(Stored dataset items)
* * * * *

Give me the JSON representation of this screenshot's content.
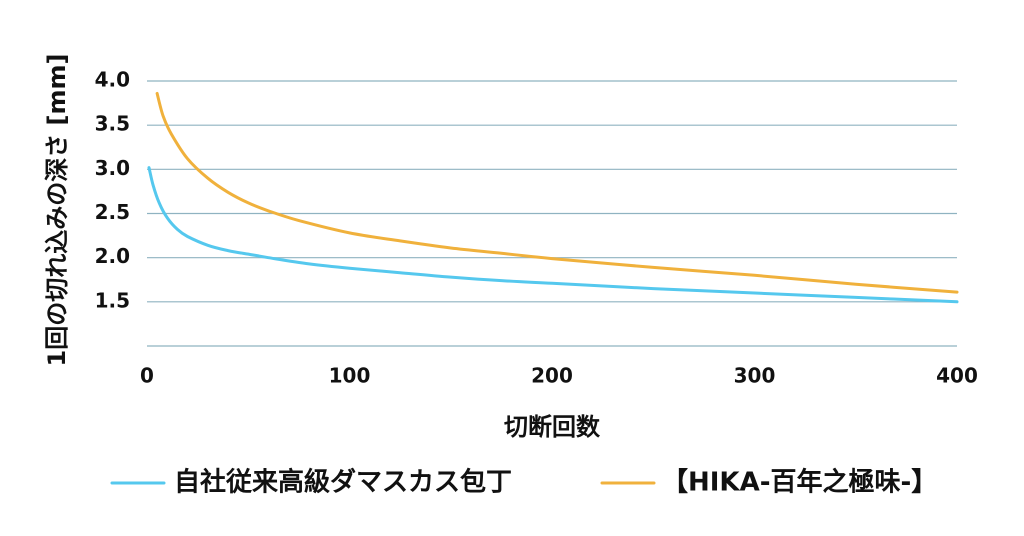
{
  "chart_data": {
    "type": "line",
    "title": "",
    "xlabel": "切断回数",
    "ylabel": "1回の切れ込みの深さ [mm]",
    "xlim": [
      0,
      400
    ],
    "ylim": [
      1.0,
      4.0
    ],
    "x_ticks": [
      0,
      100,
      200,
      300,
      400
    ],
    "y_ticks": [
      1.5,
      2.0,
      2.5,
      3.0,
      3.5,
      4.0
    ],
    "y_tick_labels": [
      "1.5",
      "2.0",
      "2.5",
      "3.0",
      "3.5",
      "4.0"
    ],
    "x_tick_labels": [
      "0",
      "100",
      "200",
      "300",
      "400"
    ],
    "grid": true,
    "legend_position": "bottom",
    "series": [
      {
        "name": "自社従来高級ダマスカス包丁",
        "color": "#55c8ee",
        "x": [
          1,
          3,
          6,
          10,
          15,
          20,
          30,
          40,
          50,
          60,
          80,
          100,
          125,
          150,
          175,
          200,
          250,
          300,
          350,
          400
        ],
        "y": [
          3.02,
          2.82,
          2.62,
          2.45,
          2.32,
          2.24,
          2.14,
          2.08,
          2.04,
          2.0,
          1.93,
          1.88,
          1.83,
          1.78,
          1.74,
          1.71,
          1.65,
          1.6,
          1.55,
          1.5
        ]
      },
      {
        "name": "【HIKA-百年之極味-】",
        "color": "#f0b13c",
        "x": [
          5,
          8,
          12,
          20,
          30,
          40,
          50,
          60,
          75,
          100,
          125,
          150,
          175,
          200,
          250,
          300,
          350,
          400
        ],
        "y": [
          3.86,
          3.6,
          3.4,
          3.12,
          2.9,
          2.74,
          2.62,
          2.53,
          2.42,
          2.28,
          2.19,
          2.11,
          2.05,
          1.99,
          1.89,
          1.8,
          1.7,
          1.61
        ]
      }
    ]
  }
}
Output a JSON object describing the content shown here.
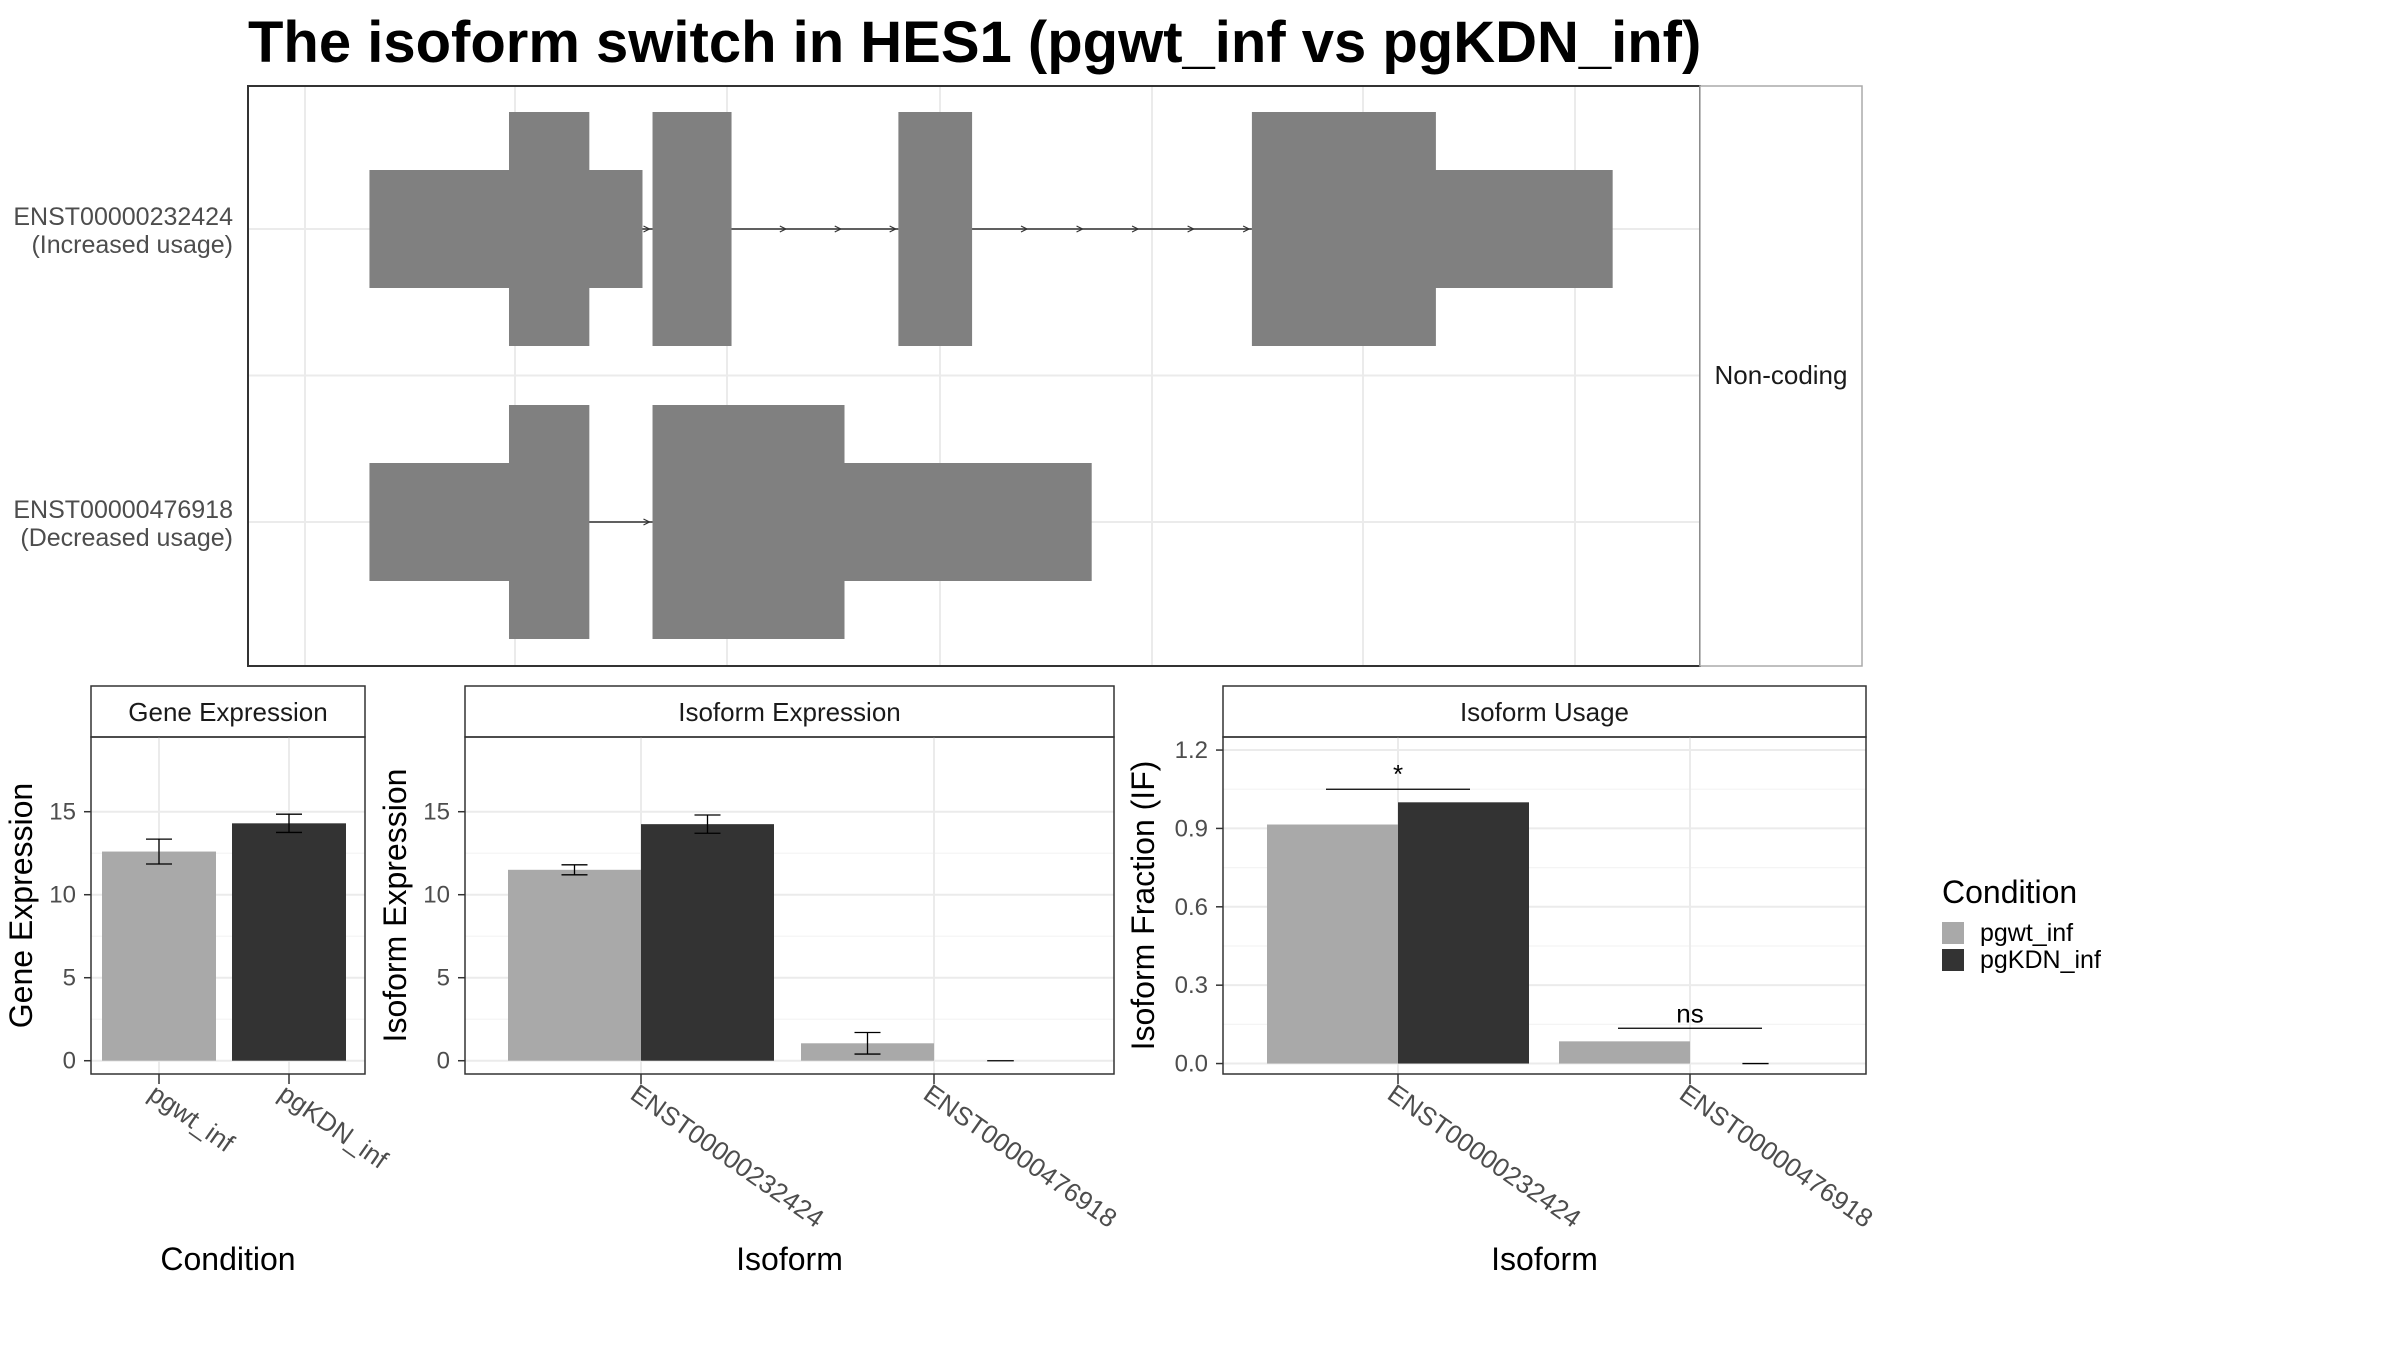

* * * * *

- Problem to solve
Copy the data exactly. Any picture it contains is to be omitted.

- Result of this task
Give me the JSON representation of this screenshot's content.
{
  "chart_data": {
    "type": "line",
    "title": "",
    "xlabel": "切断回数",
    "ylabel": "1回の切れ込みの深さ [mm]",
    "xlim": [
      0,
      400
    ],
    "ylim": [
      1.0,
      4.0
    ],
    "x_ticks": [
      0,
      100,
      200,
      300,
      400
    ],
    "y_ticks": [
      1.5,
      2.0,
      2.5,
      3.0,
      3.5,
      4.0
    ],
    "y_tick_labels": [
      "1.5",
      "2.0",
      "2.5",
      "3.0",
      "3.5",
      "4.0"
    ],
    "x_tick_labels": [
      "0",
      "100",
      "200",
      "300",
      "400"
    ],
    "grid": true,
    "legend_position": "bottom",
    "series": [
      {
        "name": "自社従来高級ダマスカス包丁",
        "color": "#55c8ee",
        "x": [
          1,
          3,
          6,
          10,
          15,
          20,
          30,
          40,
          50,
          60,
          80,
          100,
          125,
          150,
          175,
          200,
          250,
          300,
          350,
          400
        ],
        "y": [
          3.02,
          2.82,
          2.62,
          2.45,
          2.32,
          2.24,
          2.14,
          2.08,
          2.04,
          2.0,
          1.93,
          1.88,
          1.83,
          1.78,
          1.74,
          1.71,
          1.65,
          1.6,
          1.55,
          1.5
        ]
      },
      {
        "name": "【HIKA-百年之極味-】",
        "color": "#f0b13c",
        "x": [
          5,
          8,
          12,
          20,
          30,
          40,
          50,
          60,
          75,
          100,
          125,
          150,
          175,
          200,
          250,
          300,
          350,
          400
        ],
        "y": [
          3.86,
          3.6,
          3.4,
          3.12,
          2.9,
          2.74,
          2.62,
          2.53,
          2.42,
          2.28,
          2.19,
          2.11,
          2.05,
          1.99,
          1.89,
          1.8,
          1.7,
          1.61
        ]
      }
    ]
  }
}
Output a JSON object describing the content shown here.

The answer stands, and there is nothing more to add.